- **EXERCISE BRIEF**: Rewrite the listing lines starting with the line that contains "x-axis-title: Frekvens [Hz]" and going on through the line that contains "line-series xyxy=(206,54,895,474)", changing "Frekvens" to "Frequency" and leaving everything else unchanged.

● ● ● ● ● ● ●

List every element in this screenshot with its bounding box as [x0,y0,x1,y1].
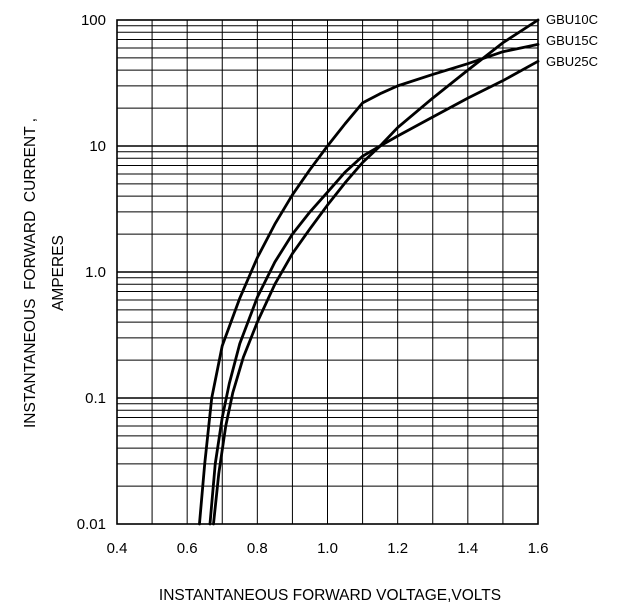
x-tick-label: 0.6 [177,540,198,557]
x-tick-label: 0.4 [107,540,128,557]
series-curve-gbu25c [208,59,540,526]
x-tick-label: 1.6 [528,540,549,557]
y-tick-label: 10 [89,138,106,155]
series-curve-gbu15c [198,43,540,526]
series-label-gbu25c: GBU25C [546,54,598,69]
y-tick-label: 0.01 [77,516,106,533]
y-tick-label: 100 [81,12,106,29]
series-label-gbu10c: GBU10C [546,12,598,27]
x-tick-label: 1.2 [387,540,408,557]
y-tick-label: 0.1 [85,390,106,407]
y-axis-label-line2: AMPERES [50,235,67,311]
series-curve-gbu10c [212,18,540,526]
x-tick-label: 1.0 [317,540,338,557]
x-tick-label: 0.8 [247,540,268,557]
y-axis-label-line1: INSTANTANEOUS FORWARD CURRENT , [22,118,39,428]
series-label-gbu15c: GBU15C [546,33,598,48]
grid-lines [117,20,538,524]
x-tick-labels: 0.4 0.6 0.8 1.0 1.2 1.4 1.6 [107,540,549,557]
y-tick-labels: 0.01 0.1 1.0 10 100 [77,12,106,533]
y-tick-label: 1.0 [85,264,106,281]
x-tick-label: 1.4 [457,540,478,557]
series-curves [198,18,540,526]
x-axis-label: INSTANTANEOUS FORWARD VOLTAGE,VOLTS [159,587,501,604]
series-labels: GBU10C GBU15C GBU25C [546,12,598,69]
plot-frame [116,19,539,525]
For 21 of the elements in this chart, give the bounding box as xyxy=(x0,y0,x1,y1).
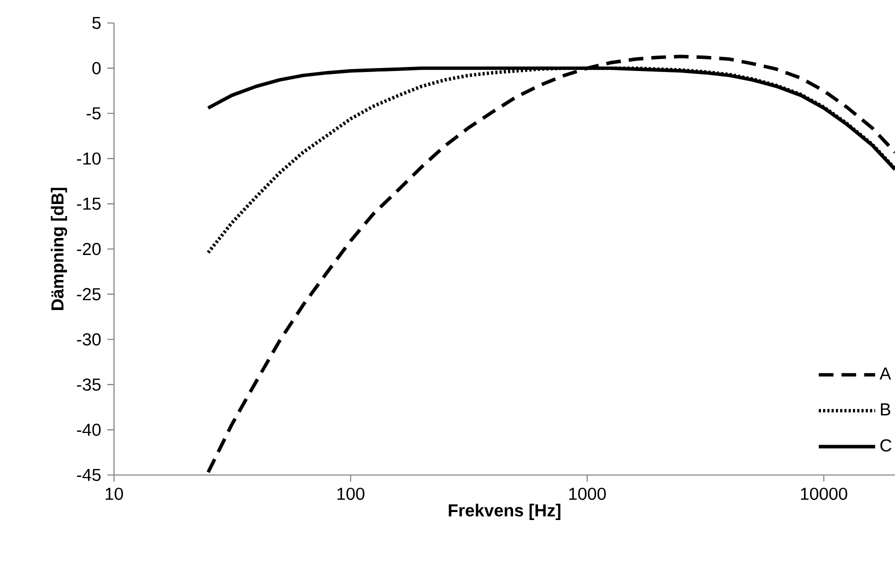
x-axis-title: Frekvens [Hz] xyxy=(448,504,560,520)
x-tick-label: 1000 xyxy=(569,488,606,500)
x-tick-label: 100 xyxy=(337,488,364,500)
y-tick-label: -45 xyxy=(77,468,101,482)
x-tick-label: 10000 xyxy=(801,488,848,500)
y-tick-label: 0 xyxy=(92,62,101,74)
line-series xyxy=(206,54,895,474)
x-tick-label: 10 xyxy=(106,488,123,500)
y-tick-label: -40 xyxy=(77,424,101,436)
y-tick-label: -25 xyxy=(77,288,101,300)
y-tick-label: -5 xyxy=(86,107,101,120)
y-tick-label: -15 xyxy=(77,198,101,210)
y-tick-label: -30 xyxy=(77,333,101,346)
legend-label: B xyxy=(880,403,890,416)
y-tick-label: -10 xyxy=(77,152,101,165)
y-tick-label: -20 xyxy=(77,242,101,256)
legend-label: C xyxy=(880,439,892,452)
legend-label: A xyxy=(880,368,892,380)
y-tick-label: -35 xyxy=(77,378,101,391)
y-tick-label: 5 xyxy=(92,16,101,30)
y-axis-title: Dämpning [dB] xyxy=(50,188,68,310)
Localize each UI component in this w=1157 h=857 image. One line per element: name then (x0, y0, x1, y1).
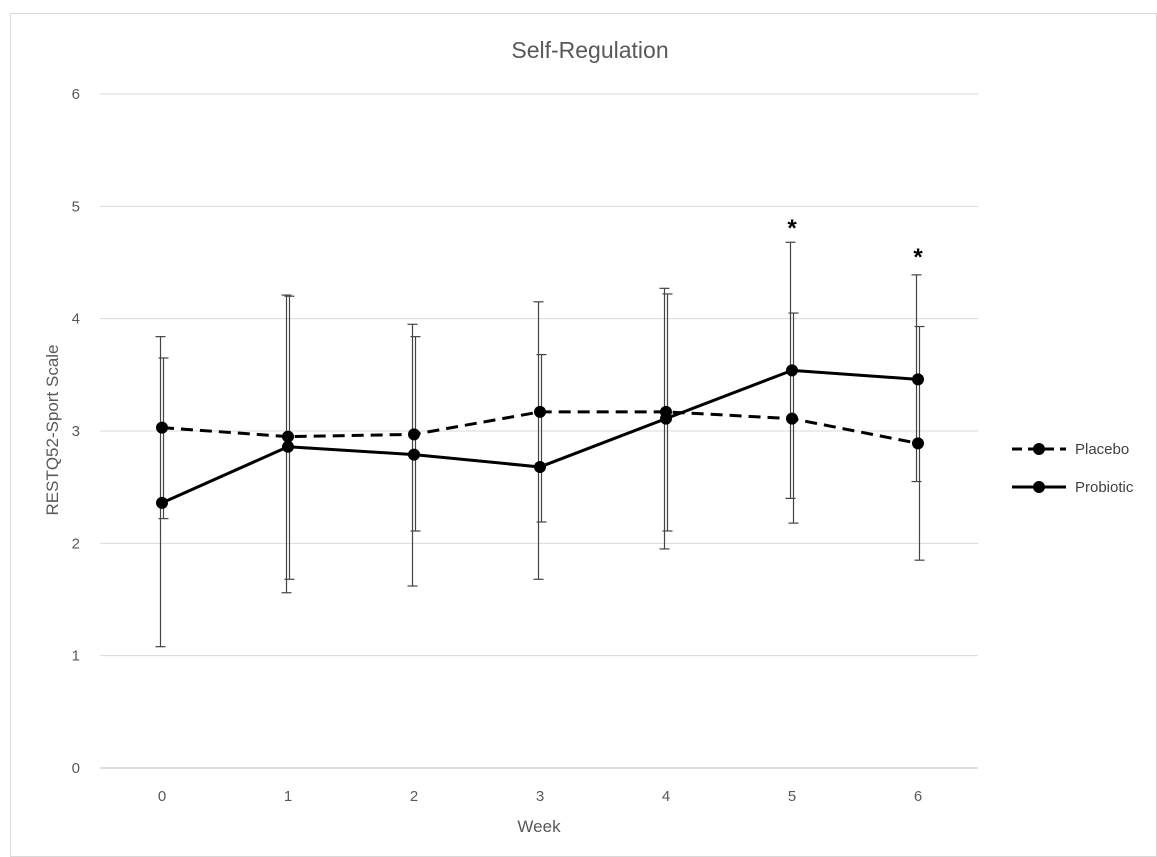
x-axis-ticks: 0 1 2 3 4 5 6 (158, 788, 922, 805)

● ● ● ● ● ● ●

- **EXERCISE OUTPUT**:
x-axis-title: Frequency [Hz] xyxy=(448,504,560,520)
x-tick-label: 1000 xyxy=(569,488,606,500)
x-tick-label: 100 xyxy=(337,488,364,500)
y-tick-label: -45 xyxy=(77,468,101,482)
x-tick-label: 10000 xyxy=(801,488,848,500)
y-tick-label: 0 xyxy=(92,62,101,74)
line-series xyxy=(206,54,895,474)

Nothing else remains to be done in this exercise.